* Start *

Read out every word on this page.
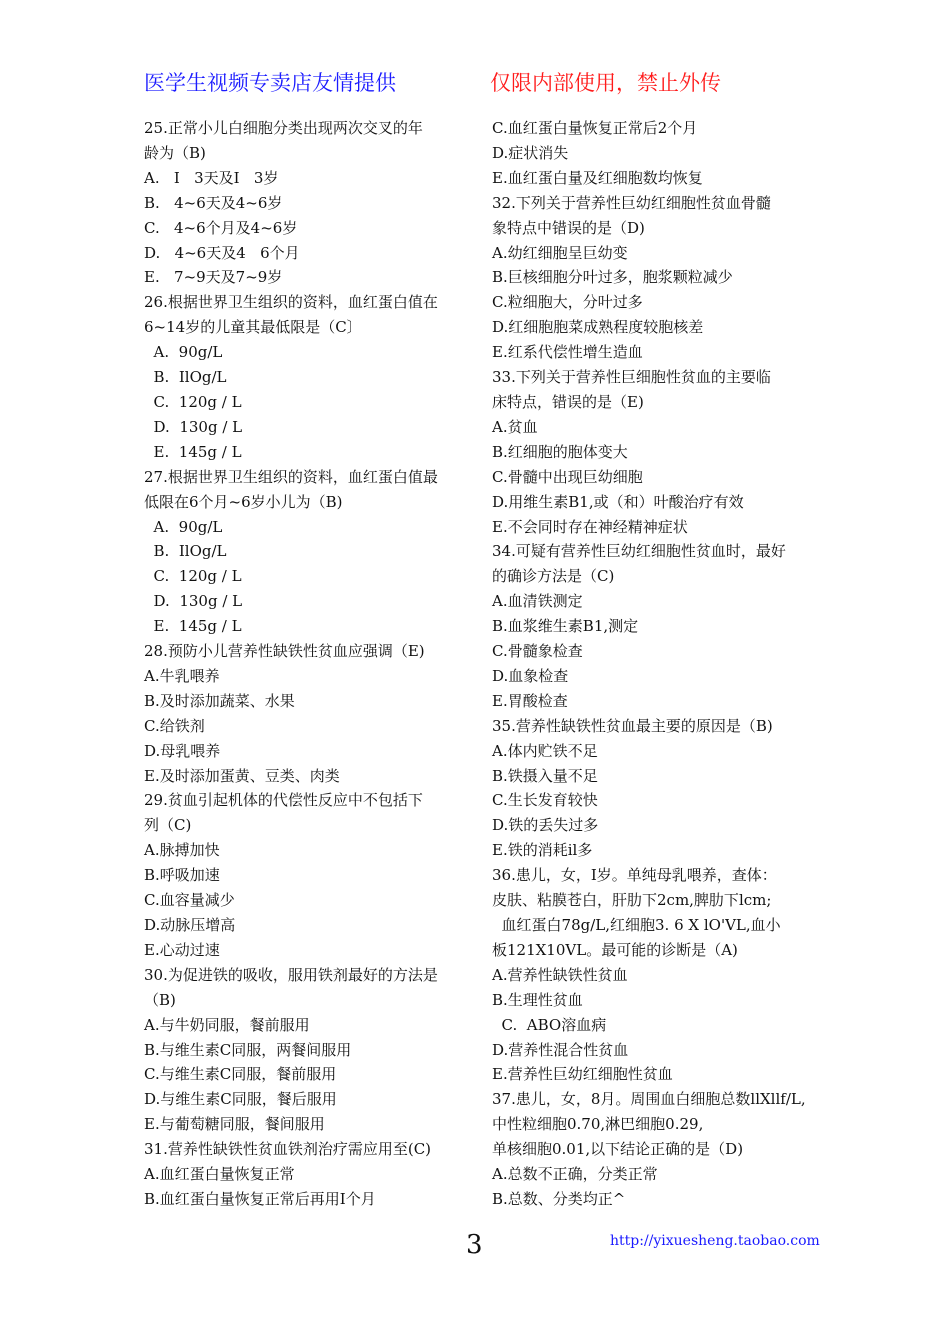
医学生视频专卖店友情提供	仅限内部使用，禁止外传
25.正常小儿白细胞分类出现两次交叉的年
龄为（B)
A.   I   3天及I   3岁
B.   4~6天及4~6岁
C.   4~6个月及4~6岁
D.   4~6天及4   6个月
E.   7~9天及7~9岁
26.根据世界卫生组织的资料，血红蛋白值在
6~14岁的儿童其最低限是（C〕
A.  90g/L
B.  IlOg/L
C.  120g / L
D.  130g / L
E.  145g / L
27.根据世界卫生组织的资料，血红蛋白值最
低限在6个月~6岁小儿为（B)
A.  90g/L
B.  IlOg/L
C.  120g / L
D.  130g / L
E.  145g / L
28.预防小儿营养性缺铁性贫血应强调（E)
A.牛乳喂养
B.及时添加蔬菜、水果
C.给铁剂
D.母乳喂养
E.及时添加蛋黄、豆类、肉类
29.贫血引起机体的代偿性反应中不包括下
列（C)
A.脉搏加快
B.呼吸加速
C.血容量减少
D.动脉压增高
E.心动过速
30.为促进铁的吸收，服用铁剂最好的方法是
（B)
A.与牛奶同服，餐前服用
B.与维生素C同服，两餐间服用
C.与维生素C同服，餐前服用
D.与维生素C同服，餐后服用
E.与葡萄糖同服，餐间服用
31.营养性缺铁性贫血铁剂治疗需应用至(C)
A.血红蛋白量恢复正常
B.血红蛋白量恢复正常后再用I个月
C.血红蛋白量恢复正常后2个月
D.症状消失
E.血红蛋白量及红细胞数均恢复
32.下列关于营养性巨幼红细胞性贫血骨髓
象特点中错误的是（D)
A.幼红细胞呈巨幼变
B.巨核细胞分叶过多，胞浆颗粒减少
C.粒细胞大，分叶过多
D.红细胞胞菜成熟程度较胞核差
E.红系代偿性增生造血
33.下列关于营养性巨细胞性贫血的主要临
床特点，错误的是（E)
A.贫血
B.红细胞的胞体变大
C.骨髓中出现巨幼细胞
D.用维生素B1,或（和）叶酸治疗有效
E.不会同时存在神经精神症状
34.可疑有营养性巨幼红细胞性贫血时，最好
的确诊方法是（C)
A.血清铁测定
B.血浆维生素B1,测定
C.骨髓象检查
D.血象检查
E.胃酸检查
35.营养性缺铁性贫血最主要的原因是（B)
A.体内贮铁不足
B.铁摄入量不足
C.生长发育较快
D.铁的丢失过多
E.铁的消耗il多
36.患儿，女，I岁。单纯母乳喂养，查体：
皮肤、粘膜苍白，肝肋下2cm,脾肋下lcm;
血红蛋白78g/L,红细胞3. 6 X lO'VL,血小
板121X10VL。最可能的诊断是（A)
A.营养性缺铁性贫血
B.生理性贫血
C.  ABO溶血病
D.营养性混合性贫血
E.营养性巨幼红细胞性贫血
37.患儿，女，8月。周围血白细胞总数llXllf/L,
中性粒细胞0.70,淋巴细胞0.29,
单核细胞0.01,以下结论正确的是（D)
A.总数不正确，分类正常
B.总数、分类均正^
3	http://yixuesheng.taobao.com
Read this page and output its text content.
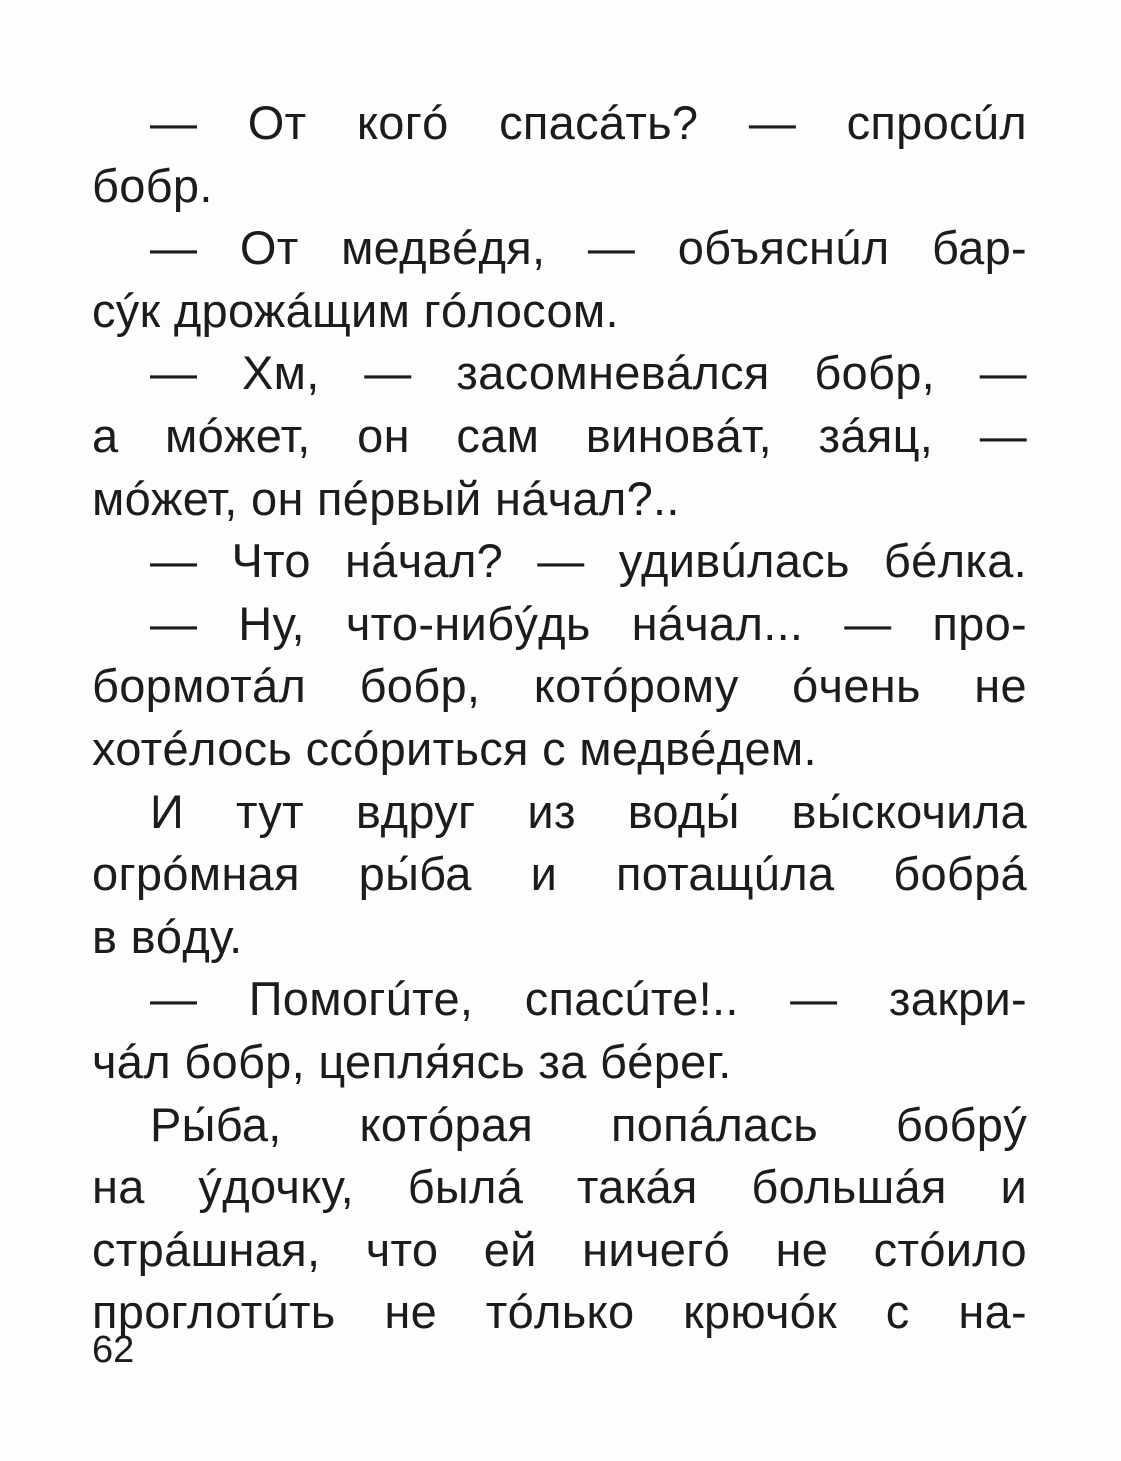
— От когó спасáть? — спросúл
бобр.
— От медвéдя, — объяснúл бар-
сýк дрожáщим гóлосом.
— Хм, — засомневáлся бобр, —
а мóжет, он сам виновáт, зáяц, —
мóжет, он пéрвый нáчал?..
— Что нáчал? — удивúлась бéлка.
— Ну, что-нибýдь нáчал... — про-
бормотáл бобр, котóрому óчень не
хотéлось ссóриться с медвéдем.
И тут вдруг из воды́ вы́скочила
огрóмная ры́ба и потащúла бобрá
в вóду.
— Помогúте, спасúте!.. — закри-
чáл бобр, цепля́ясь за бéрег.
Ры́ба, котóрая попáлась бобрý
на ýдочку, былá такáя большáя и
стрáшная, что ей ничегó не стóило
проглотúть не тóлько крючóк с на-
62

* End *

» **Your goal**
Gather each line of the listing containing the word "нáчал" and show it.

» **Task response**
мóжет, он пéрвый нáчал?..
— Что нáчал? — удивúлась бéлка.
— Ну, что-нибýдь нáчал... — про-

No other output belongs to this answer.